### TASK PROMPT
Copy out the entries in full and with complete accuracy; pictures are excluded.

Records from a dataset
○ ○ ○
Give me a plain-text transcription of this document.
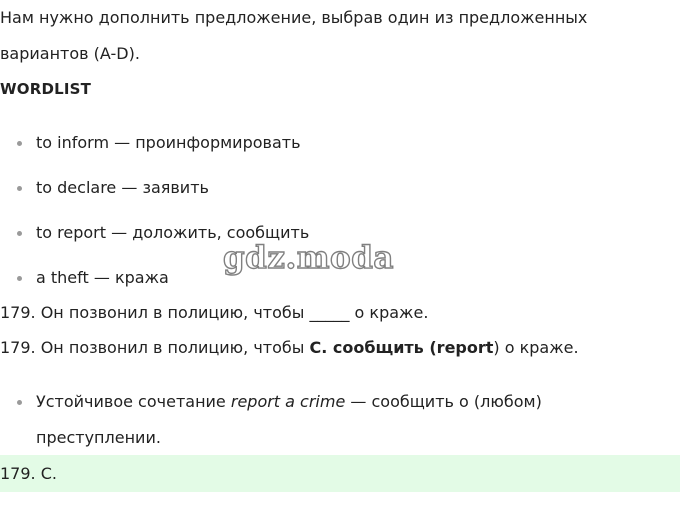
Нам нужно дополнить предложение, выбрав один из предложенных
вариантов (A-D).
WORDLIST
to inform — проинформировать
to declare — заявить
to report — доложить, сообщить
a theft — кража
gdz.moda
179. Он позвонил в полицию, чтобы _____ о краже.
179. Он позвонил в полицию, чтобы C. сообщить (report) о краже.
Устойчивое сочетание report a crime — сообщить о (любом)
преступлении.
179. C.
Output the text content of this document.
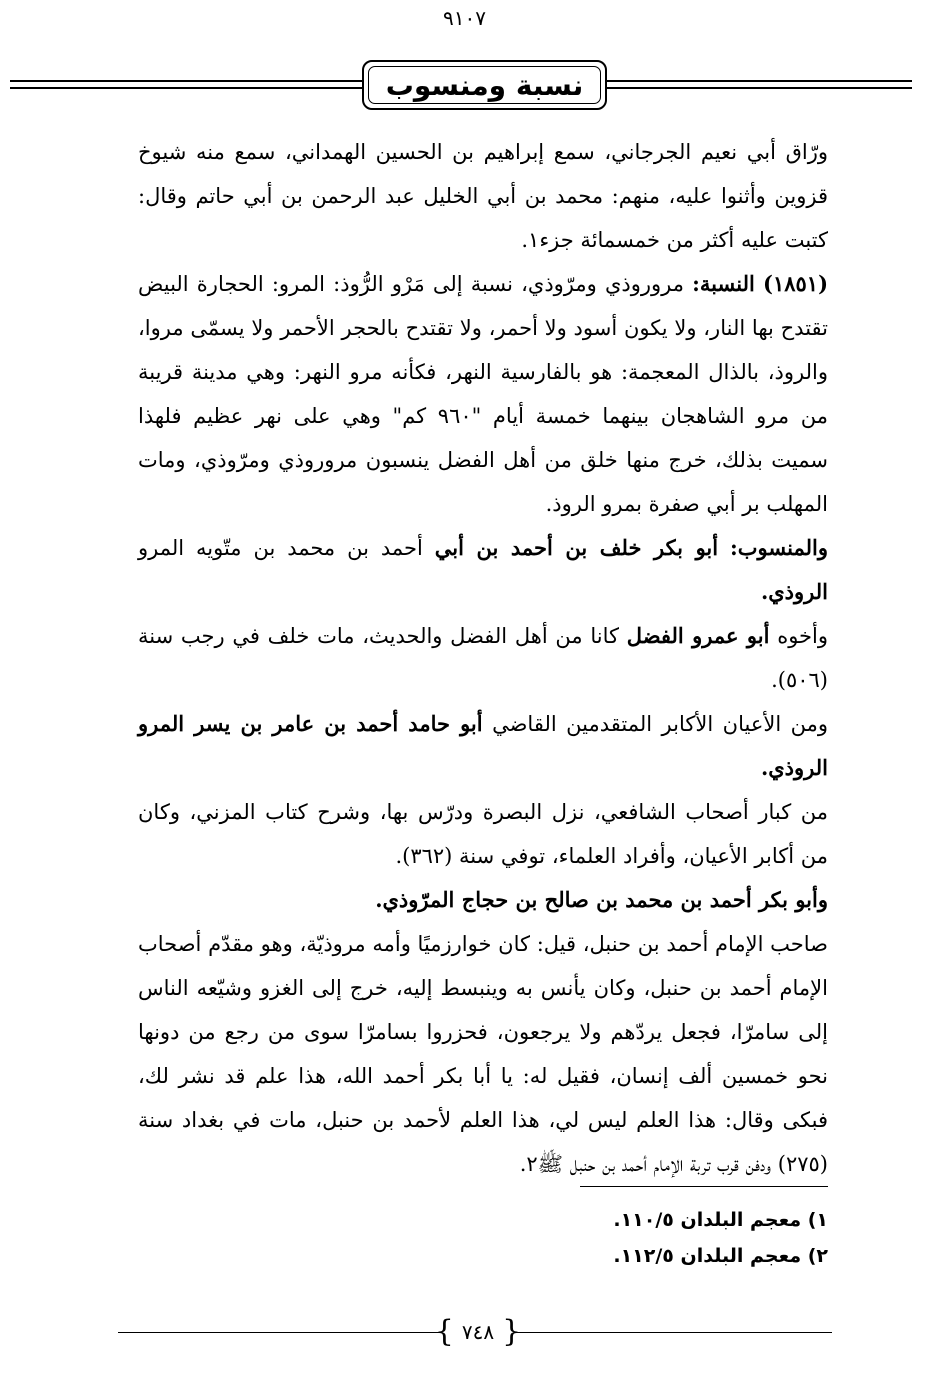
٩١٠٧
نسبة ومنسوب

ورّاق أبي نعيم الجرجاني، سمع إبراهيم بن الحسين الهمداني، سمع منه شيوخ قزوين وأثنوا عليه، منهم: محمد بن أبي الخليل عبد الرحمن بن أبي حاتم وقال: كتبت عليه أكثر من خمسمائة جزء١.

(١٨٥١) النسبة: مروروذي ومرّوذي، نسبة إلى مَرْو الرُّوذ: المرو: الحجارة البيض تقتدح بها النار، ولا يكون أسود ولا أحمر، ولا تقتدح بالحجر الأحمر ولا يسمّى مروا، والروذ، بالذال المعجمة: هو بالفارسية النهر، فكأنه مرو النهر: وهي مدينة قريبة من مرو الشاهجان بينهما خمسة أيام "٩٦٠ كم" وهي على نهر عظيم فلهذا سميت بذلك، خرج منها خلق من أهل الفضل ينسبون مروروذي ومرّوذي، ومات المهلب بر أبي صفرة بمرو الروذ.

والمنسوب: أبو بكر خلف بن أحمد بن أبي أحمد بن محمد بن متّويه المرو الروذي.

وأخوه أبو عمرو الفضل كانا من أهل الفضل والحديث، مات خلف في رجب سنة (٥٠٦).

ومن الأعيان الأكابر المتقدمين القاضي أبو حامد أحمد بن عامر بن يسر المرو الروذي.

من كبار أصحاب الشافعي، نزل البصرة ودرّس بها، وشرح كتاب المزني، وكان من أكابر الأعيان، وأفراد العلماء، توفي سنة (٣٦٢).

وأبو بكر أحمد بن محمد بن صالح بن حجاج المرّوذي.

صاحب الإمام أحمد بن حنبل، قيل: كان خوارزميًا وأمه مروذيّة، وهو مقدّم أصحاب الإمام أحمد بن حنبل، وكان يأنس به وينبسط إليه، خرج إلى الغزو وشيّعه الناس إلى سامرّا، فجعل يردّهم ولا يرجعون، فحزروا بسامرّا سوى من رجع من دونها نحو خمسين ألف إنسان، فقيل له: يا أبا بكر أحمد الله، هذا علم قد نشر لك، فبكى وقال: هذا العلم ليس لي، هذا العلم لأحمد بن حنبل، مات في بغداد سنة (٢٧٥) ودفن قرب تربة الإمام أحمد بن حنبل ﷺ٢.

١) معجم البلدان ١١٠/٥.

٢) معجم البلدان ١١٢/٥.

{ ٧٤٨ }
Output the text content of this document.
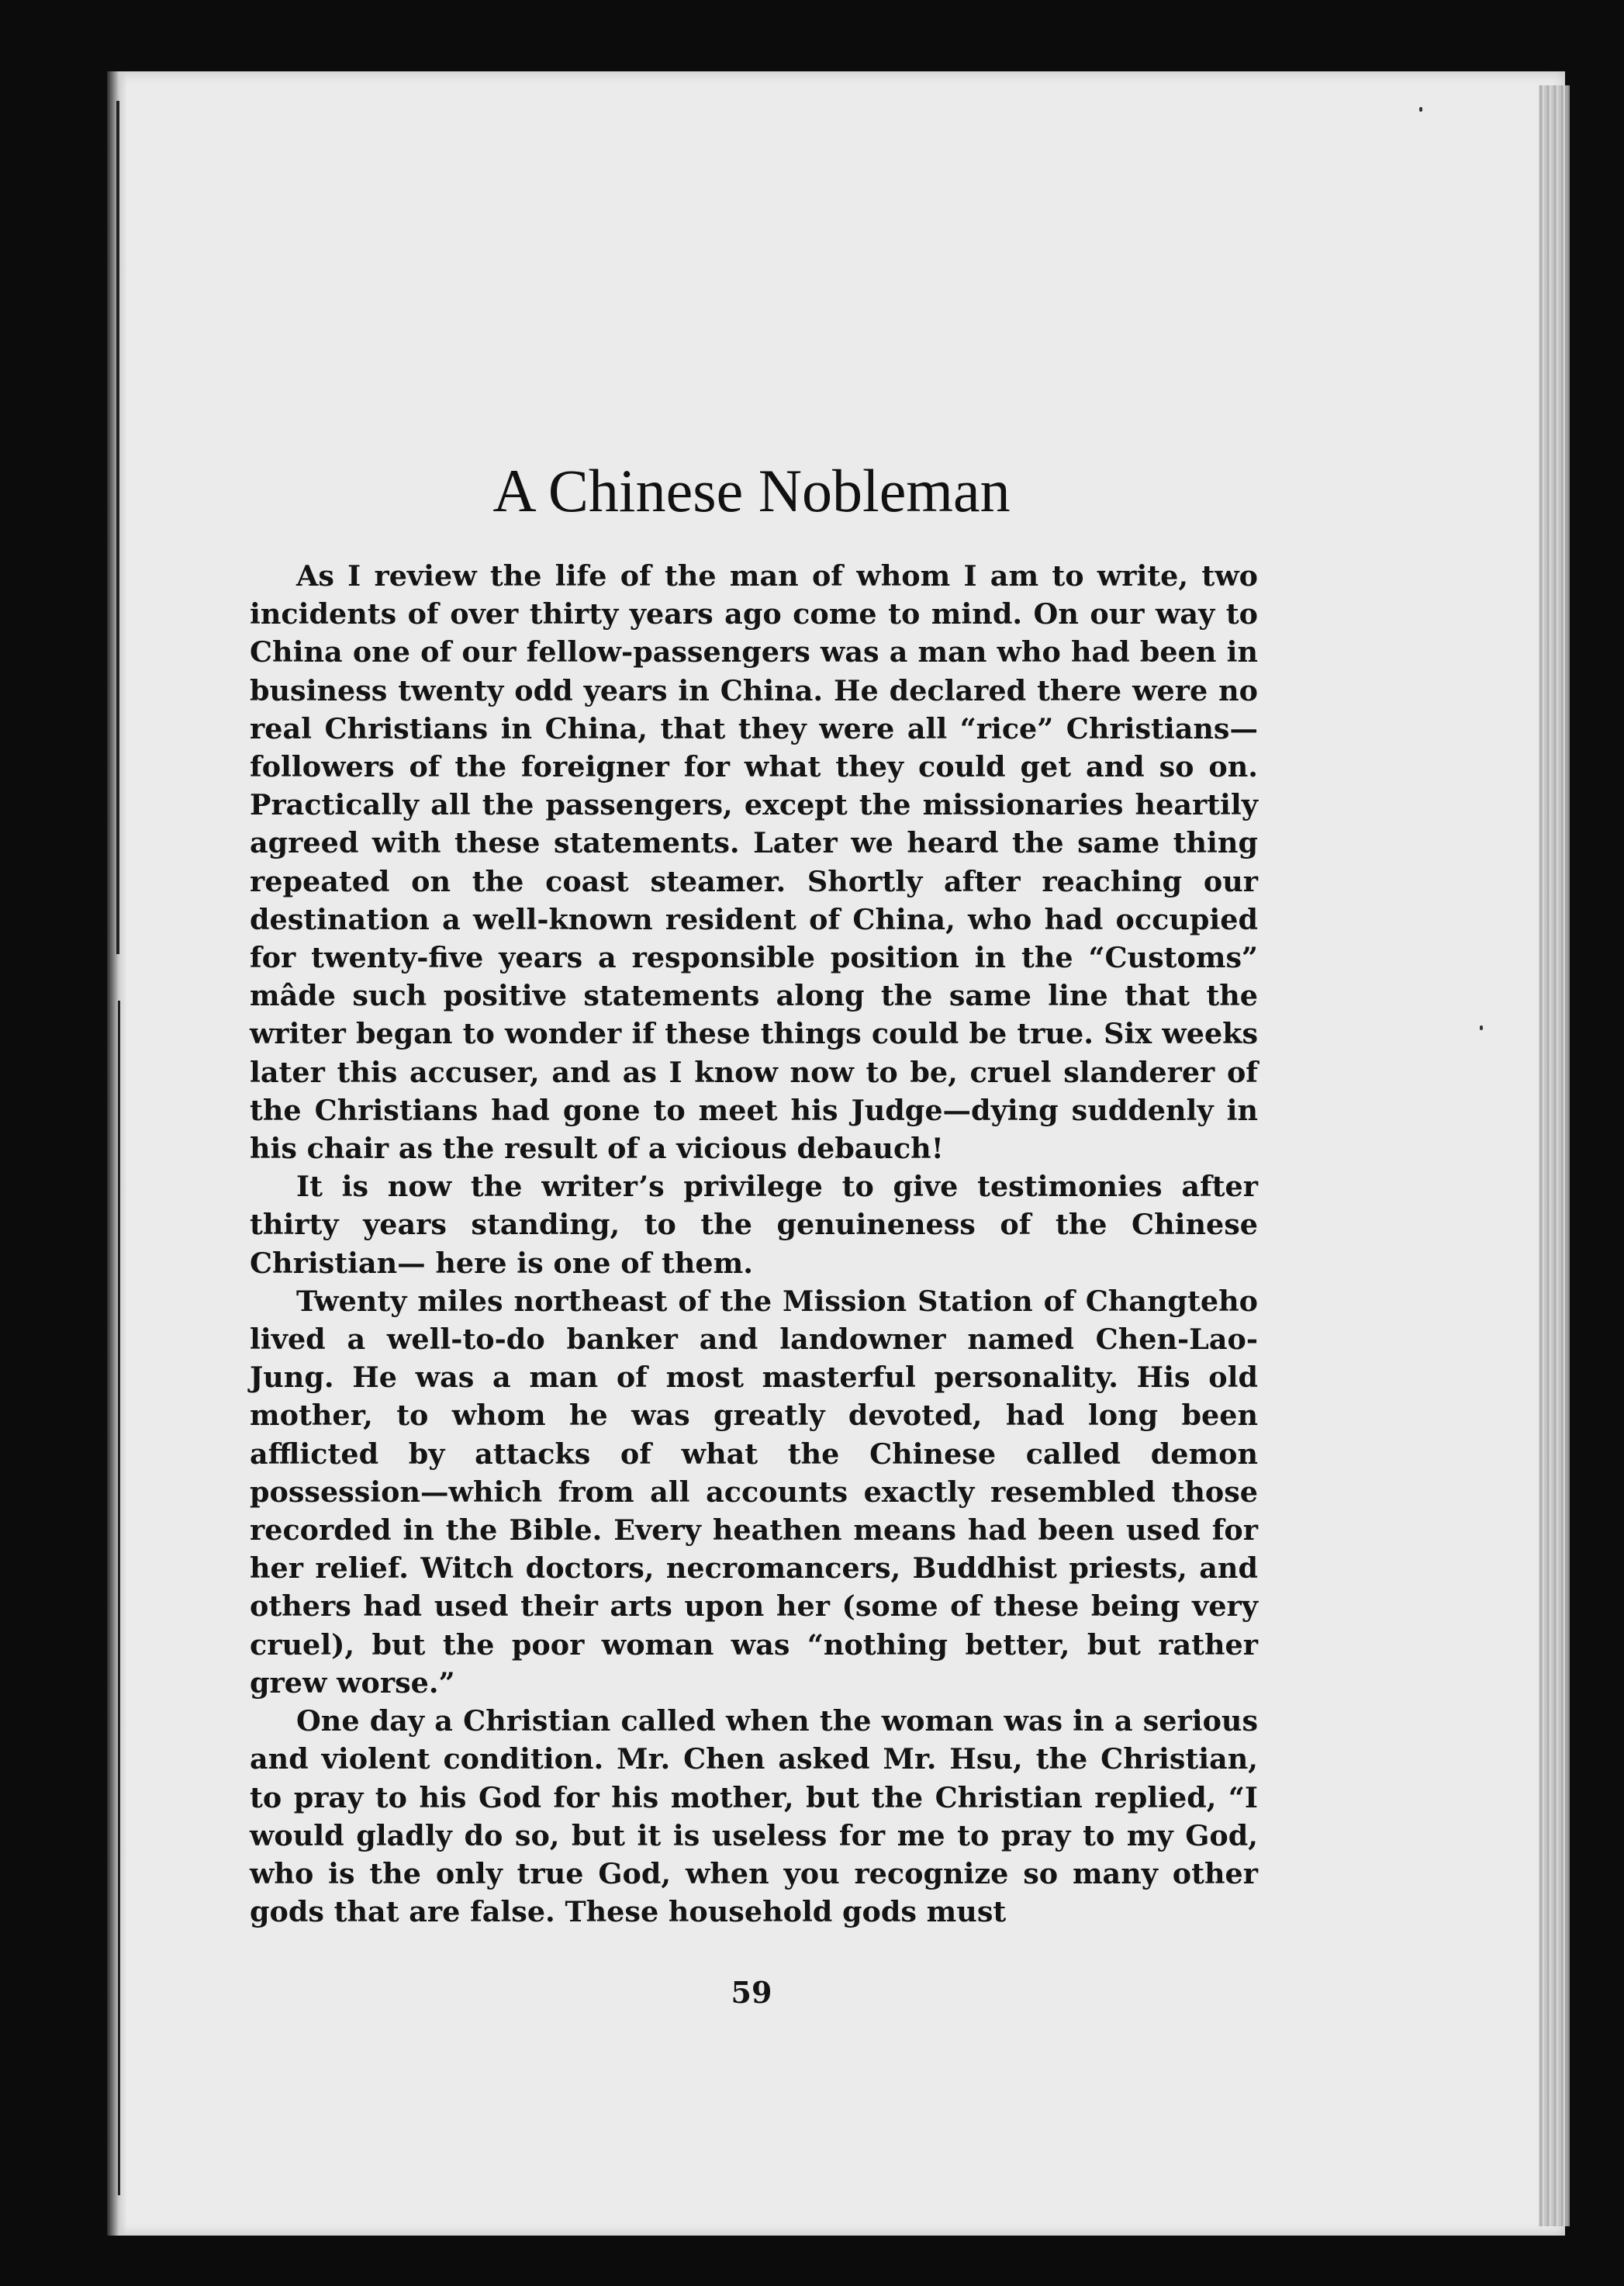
A Chinese Nobleman

As I review the life of the man of whom I am to write, two incidents of over thirty years ago come to mind. On our way to China one of our fellow-passengers was a man who had been in business twenty odd years in China. He declared there were no real Christians in China, that they were all “rice” Christians—followers of the foreigner for what they could get and so on. Practically all the passengers, except the missionaries heartily agreed with these statements. Later we heard the same thing repeated on the coast steamer. Shortly after reaching our destination a well-known resident of China, who had occupied for twenty-five years a responsible position in the “Customs” mâde such positive statements along the same line that the writer began to wonder if these things could be true. Six weeks later this accuser, and as I know now to be, cruel slanderer of the Christians had gone to meet his Judge—dying suddenly in his chair as the result of a vicious debauch!

It is now the writer’s privilege to give testimonies after thirty years standing, to the genuineness of the Chinese Christian— here is one of them.

Twenty miles northeast of the Mission Station of Changteho lived a well-to-do banker and landowner named Chen-Lao-Jung. He was a man of most masterful personality. His old mother, to whom he was greatly devoted, had long been afflicted by attacks of what the Chinese called demon possession—which from all accounts exactly resembled those recorded in the Bible. Every heathen means had been used for her relief. Witch doctors, necromancers, Buddhist priests, and others had used their arts upon her (some of these being very cruel), but the poor woman was “nothing better, but rather grew worse.”

One day a Christian called when the woman was in a serious and violent condition. Mr. Chen asked Mr. Hsu, the Christian, to pray to his God for his mother, but the Christian replied, “I would gladly do so, but it is useless for me to pray to my God, who is the only true God, when you recognize so many other gods that are false. These household gods must

59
○ ○ ○
### FINAL RESULT
Give me a plain-text transcription of this document.
Нам нужно дополнить предложение, выбрав один из предложенных
вариантов (A-D).
WORDLIST
to inform — проинформировать
to declare — заявить
to report — доложить, сообщить
a theft — кража
gdz.moda
179. Он позвонил в полицию, чтобы _____ о краже.
179. Он позвонил в полицию, чтобы C. сообщить (report) о краже.
Устойчивое сочетание report a crime — сообщить о (любом)
преступлении.
179. C.
Output the text content of this document.
٩١٠٧
نسبة ومنسوب

ورّاق أبي نعيم الجرجاني، سمع إبراهيم بن الحسين الهمداني، سمع منه شيوخ قزوين وأثنوا عليه، منهم: محمد بن أبي الخليل عبد الرحمن بن أبي حاتم وقال: كتبت عليه أكثر من خمسمائة جزء١.

(١٨٥١) النسبة: مروروذي ومرّوذي، نسبة إلى مَرْو الرُّوذ: المرو: الحجارة البيض تقتدح بها النار، ولا يكون أسود ولا أحمر، ولا تقتدح بالحجر الأحمر ولا يسمّى مروا، والروذ، بالذال المعجمة: هو بالفارسية النهر، فكأنه مرو النهر: وهي مدينة قريبة من مرو الشاهجان بينهما خمسة أيام "٩٦٠ كم" وهي على نهر عظيم فلهذا سميت بذلك، خرج منها خلق من أهل الفضل ينسبون مروروذي ومرّوذي، ومات المهلب بر أبي صفرة بمرو الروذ.

والمنسوب: أبو بكر خلف بن أحمد بن أبي أحمد بن محمد بن متّويه المرو الروذي.

وأخوه أبو عمرو الفضل كانا من أهل الفضل والحديث، مات خلف في رجب سنة (٥٠٦).

ومن الأعيان الأكابر المتقدمين القاضي أبو حامد أحمد بن عامر بن يسر المرو الروذي.

من كبار أصحاب الشافعي، نزل البصرة ودرّس بها، وشرح كتاب المزني، وكان من أكابر الأعيان، وأفراد العلماء، توفي سنة (٣٦٢).

وأبو بكر أحمد بن محمد بن صالح بن حجاج المرّوذي.

صاحب الإمام أحمد بن حنبل، قيل: كان خوارزميًا وأمه مروذيّة، وهو مقدّم أصحاب الإمام أحمد بن حنبل، وكان يأنس به وينبسط إليه، خرج إلى الغزو وشيّعه الناس إلى سامرّا، فجعل يردّهم ولا يرجعون، فحزروا بسامرّا سوى من رجع من دونها نحو خمسين ألف إنسان، فقيل له: يا أبا بكر أحمد الله، هذا علم قد نشر لك، فبكى وقال: هذا العلم ليس لي، هذا العلم لأحمد بن حنبل، مات في بغداد سنة (٢٧٥) ودفن قرب تربة الإمام أحمد بن حنبل ﷺ٢.

١) معجم البلدان ١١٠/٥.

٢) معجم البلدان ١١٢/٥.

{ ٧٤٨ }
Output the text content of this document.
A Chinese Nobleman

As I review the life of the man of whom I am to write, two incidents of over thirty years ago come to mind. On our way to China one of our fellow-passengers was a man who had been in business twenty odd years in China. He declared there were no real Christians in China, that they were all “rice” Christians—followers of the foreigner for what they could get and so on. Practically all the passengers, except the missionaries heartily agreed with these statements. Later we heard the same thing repeated on the coast steamer. Shortly after reaching our destination a well-known resident of China, who had occupied for twenty-five years a responsible position in the “Customs” mâde such positive statements along the same line that the writer began to wonder if these things could be true. Six weeks later this accuser, and as I know now to be, cruel slanderer of the Christians had gone to meet his Judge—dying suddenly in his chair as the result of a vicious debauch!

It is now the writer’s privilege to give testimonies after thirty years standing, to the genuineness of the Chinese Christian— here is one of them.

Twenty miles northeast of the Mission Station of Changteho lived a well-to-do banker and landowner named Chen-Lao-Jung. He was a man of most masterful personality. His old mother, to whom he was greatly devoted, had long been afflicted by attacks of what the Chinese called demon possession—which from all accounts exactly resembled those recorded in the Bible. Every heathen means had been used for her relief. Witch doctors, necromancers, Buddhist priests, and others had used their arts upon her (some of these being very cruel), but the poor woman was “nothing better, but rather grew worse.”

One day a Christian called when the woman was in a serious and violent condition. Mr. Chen asked Mr. Hsu, the Christian, to pray to his God for his mother, but the Christian replied, “I would gladly do so, but it is useless for me to pray to my God, who is the only true God, when you recognize so many other gods that are false. These household gods must

59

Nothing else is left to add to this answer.